Exercise instructions »
Exactly reproduce the line containing "What's the underlying" together with every line after it, through the end of the entries, and give nothing more.

[Data extracted from a collection]
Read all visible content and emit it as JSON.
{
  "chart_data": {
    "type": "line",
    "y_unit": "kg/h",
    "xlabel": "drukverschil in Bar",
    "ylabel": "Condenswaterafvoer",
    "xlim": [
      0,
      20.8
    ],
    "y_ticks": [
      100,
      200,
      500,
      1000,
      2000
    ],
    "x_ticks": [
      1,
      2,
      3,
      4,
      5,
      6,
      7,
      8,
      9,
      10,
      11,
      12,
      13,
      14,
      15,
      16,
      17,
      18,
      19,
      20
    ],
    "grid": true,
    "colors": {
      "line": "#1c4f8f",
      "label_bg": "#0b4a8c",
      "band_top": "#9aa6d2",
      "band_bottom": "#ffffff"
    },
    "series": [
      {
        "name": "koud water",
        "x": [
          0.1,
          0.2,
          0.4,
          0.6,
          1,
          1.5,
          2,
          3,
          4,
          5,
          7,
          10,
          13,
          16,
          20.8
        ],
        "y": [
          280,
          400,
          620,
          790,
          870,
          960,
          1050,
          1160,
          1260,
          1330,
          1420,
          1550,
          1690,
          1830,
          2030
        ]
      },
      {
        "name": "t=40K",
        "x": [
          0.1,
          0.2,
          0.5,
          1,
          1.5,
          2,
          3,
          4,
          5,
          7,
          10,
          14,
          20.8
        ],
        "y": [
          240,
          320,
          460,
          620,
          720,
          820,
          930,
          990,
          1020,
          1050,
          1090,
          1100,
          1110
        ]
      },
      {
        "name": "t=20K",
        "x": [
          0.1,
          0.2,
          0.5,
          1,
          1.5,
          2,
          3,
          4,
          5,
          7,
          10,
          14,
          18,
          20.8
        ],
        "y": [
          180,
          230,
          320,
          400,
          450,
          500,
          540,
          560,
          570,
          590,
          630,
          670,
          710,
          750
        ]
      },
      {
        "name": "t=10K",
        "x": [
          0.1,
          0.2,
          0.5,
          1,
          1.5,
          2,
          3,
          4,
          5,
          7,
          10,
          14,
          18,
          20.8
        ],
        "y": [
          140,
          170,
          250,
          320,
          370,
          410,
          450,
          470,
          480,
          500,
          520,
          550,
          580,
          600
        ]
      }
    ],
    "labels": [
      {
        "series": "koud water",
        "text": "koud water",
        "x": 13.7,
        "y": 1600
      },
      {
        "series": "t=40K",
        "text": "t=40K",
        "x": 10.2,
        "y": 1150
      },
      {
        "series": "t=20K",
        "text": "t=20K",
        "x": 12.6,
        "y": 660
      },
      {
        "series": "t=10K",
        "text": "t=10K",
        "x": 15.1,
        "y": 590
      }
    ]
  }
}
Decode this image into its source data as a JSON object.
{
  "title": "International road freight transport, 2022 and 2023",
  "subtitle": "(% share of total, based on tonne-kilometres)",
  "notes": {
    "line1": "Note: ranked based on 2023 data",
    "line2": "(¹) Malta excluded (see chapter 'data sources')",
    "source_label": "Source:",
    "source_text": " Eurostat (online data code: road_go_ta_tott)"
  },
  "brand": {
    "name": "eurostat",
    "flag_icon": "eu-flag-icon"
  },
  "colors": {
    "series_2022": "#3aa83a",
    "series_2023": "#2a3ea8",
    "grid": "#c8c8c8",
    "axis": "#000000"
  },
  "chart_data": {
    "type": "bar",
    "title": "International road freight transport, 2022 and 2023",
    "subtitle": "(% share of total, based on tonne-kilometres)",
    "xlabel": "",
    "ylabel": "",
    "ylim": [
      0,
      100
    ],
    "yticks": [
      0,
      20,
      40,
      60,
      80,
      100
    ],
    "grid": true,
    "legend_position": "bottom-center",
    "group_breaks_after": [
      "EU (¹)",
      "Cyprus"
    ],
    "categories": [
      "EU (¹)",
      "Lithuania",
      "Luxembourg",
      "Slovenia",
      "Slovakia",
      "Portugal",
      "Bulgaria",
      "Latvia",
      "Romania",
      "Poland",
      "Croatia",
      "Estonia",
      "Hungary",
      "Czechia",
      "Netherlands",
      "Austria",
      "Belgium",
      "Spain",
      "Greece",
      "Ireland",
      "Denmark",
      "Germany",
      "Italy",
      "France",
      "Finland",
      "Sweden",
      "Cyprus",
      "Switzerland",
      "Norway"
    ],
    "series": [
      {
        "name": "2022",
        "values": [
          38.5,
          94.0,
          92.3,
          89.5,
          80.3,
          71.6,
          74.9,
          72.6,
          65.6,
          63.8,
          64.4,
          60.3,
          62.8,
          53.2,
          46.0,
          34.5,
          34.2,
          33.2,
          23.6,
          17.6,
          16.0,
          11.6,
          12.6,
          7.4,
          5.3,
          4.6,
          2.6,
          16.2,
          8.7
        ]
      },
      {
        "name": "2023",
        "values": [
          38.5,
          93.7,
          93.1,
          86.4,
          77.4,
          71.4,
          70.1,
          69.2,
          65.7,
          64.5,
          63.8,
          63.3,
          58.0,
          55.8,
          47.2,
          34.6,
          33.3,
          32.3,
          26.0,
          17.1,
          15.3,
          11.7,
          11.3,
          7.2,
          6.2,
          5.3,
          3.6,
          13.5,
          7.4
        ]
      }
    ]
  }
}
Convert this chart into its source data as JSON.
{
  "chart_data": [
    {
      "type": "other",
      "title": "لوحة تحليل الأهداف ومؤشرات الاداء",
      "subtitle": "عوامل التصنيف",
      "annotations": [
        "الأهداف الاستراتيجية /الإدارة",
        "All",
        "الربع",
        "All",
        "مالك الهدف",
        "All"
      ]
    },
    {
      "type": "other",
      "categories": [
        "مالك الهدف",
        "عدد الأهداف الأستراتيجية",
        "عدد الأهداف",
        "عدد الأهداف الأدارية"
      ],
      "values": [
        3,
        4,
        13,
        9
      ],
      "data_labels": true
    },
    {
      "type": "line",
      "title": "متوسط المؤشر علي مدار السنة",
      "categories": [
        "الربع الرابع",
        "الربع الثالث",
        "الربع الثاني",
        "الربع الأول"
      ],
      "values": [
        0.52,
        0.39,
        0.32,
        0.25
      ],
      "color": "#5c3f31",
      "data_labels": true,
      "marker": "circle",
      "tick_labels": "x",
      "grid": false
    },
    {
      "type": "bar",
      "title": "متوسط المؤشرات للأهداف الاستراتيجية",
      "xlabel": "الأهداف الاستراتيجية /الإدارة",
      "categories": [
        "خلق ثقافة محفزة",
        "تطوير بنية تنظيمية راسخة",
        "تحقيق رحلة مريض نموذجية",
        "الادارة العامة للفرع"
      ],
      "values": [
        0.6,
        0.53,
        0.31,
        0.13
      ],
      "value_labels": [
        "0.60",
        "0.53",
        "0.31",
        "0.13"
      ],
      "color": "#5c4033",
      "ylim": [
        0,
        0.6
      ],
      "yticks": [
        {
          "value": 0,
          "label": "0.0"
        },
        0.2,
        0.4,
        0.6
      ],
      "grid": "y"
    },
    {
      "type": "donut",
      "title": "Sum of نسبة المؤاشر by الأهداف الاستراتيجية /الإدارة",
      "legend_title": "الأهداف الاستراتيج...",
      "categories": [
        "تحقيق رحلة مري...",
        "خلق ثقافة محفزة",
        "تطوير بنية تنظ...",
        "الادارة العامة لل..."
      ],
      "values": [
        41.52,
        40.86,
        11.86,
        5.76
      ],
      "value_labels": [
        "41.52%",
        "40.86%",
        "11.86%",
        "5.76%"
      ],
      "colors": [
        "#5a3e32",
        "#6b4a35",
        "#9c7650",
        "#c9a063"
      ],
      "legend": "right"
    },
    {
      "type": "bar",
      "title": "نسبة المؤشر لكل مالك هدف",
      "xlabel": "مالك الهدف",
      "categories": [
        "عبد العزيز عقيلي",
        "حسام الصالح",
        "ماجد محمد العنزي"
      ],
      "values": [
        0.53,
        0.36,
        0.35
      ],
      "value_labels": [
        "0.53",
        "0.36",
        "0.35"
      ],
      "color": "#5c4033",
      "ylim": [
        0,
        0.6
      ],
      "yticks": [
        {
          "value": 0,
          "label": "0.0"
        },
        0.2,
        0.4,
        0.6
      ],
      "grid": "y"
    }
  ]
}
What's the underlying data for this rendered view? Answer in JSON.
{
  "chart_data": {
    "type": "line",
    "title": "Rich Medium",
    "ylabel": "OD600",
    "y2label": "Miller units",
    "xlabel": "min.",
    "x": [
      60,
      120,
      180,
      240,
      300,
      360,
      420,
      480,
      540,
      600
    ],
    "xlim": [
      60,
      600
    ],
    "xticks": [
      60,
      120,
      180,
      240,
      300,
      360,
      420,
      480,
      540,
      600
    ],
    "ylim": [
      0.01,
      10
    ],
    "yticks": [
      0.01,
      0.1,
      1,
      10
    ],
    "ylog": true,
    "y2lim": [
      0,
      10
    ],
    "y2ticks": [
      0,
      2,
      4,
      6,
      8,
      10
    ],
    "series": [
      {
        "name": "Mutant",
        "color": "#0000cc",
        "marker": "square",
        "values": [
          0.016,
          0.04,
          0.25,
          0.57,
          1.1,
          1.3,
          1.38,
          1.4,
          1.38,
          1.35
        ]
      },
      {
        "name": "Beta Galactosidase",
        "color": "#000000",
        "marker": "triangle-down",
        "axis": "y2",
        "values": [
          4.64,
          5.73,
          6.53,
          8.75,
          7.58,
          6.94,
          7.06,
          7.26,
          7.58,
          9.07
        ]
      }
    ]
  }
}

Expected answer »
What's the underlying data for this rendered view? Answer in JSON.
{
  "chart_data": {
    "type": "line",
    "title": "Rich Medium",
    "ylabel": "OD600",
    "y2label": "Miller units",
    "xlabel": "min.",
    "x": [
      60,
      120,
      180,
      240,
      300,
      360,
      420,
      480,
      540,
      600
    ],
    "xlim": [
      60,
      600
    ],
    "xticks": [
      60,
      120,
      180,
      240,
      300,
      360,
      420,
      480,
      540,
      600
    ],
    "ylim": [
      0.01,
      10
    ],
    "yticks": [
      0.01,
      0.1,
      1,
      10
    ],
    "ylog": true,
    "y2lim": [
      0,
      10
    ],
    "y2ticks": [
      0,
      2,
      4,
      6,
      8,
      10
    ],
    "series": [
      {
        "name": "Mutant",
        "color": "#0000cc",
        "marker": "square",
        "values": [
          0.016,
          0.04,
          0.25,
          0.57,
          1.1,
          1.3,
          1.38,
          1.4,
          1.38,
          1.35
        ]
      },
      {
        "name": "Beta Galactosidase",
        "color": "#000000",
        "marker": "triangle-down",
        "axis": "y2",
        "values": [
          4.64,
          5.73,
          6.53,
          8.75,
          7.58,
          6.94,
          7.06,
          7.26,
          7.58,
          9.07
        ]
      }
    ]
  }
}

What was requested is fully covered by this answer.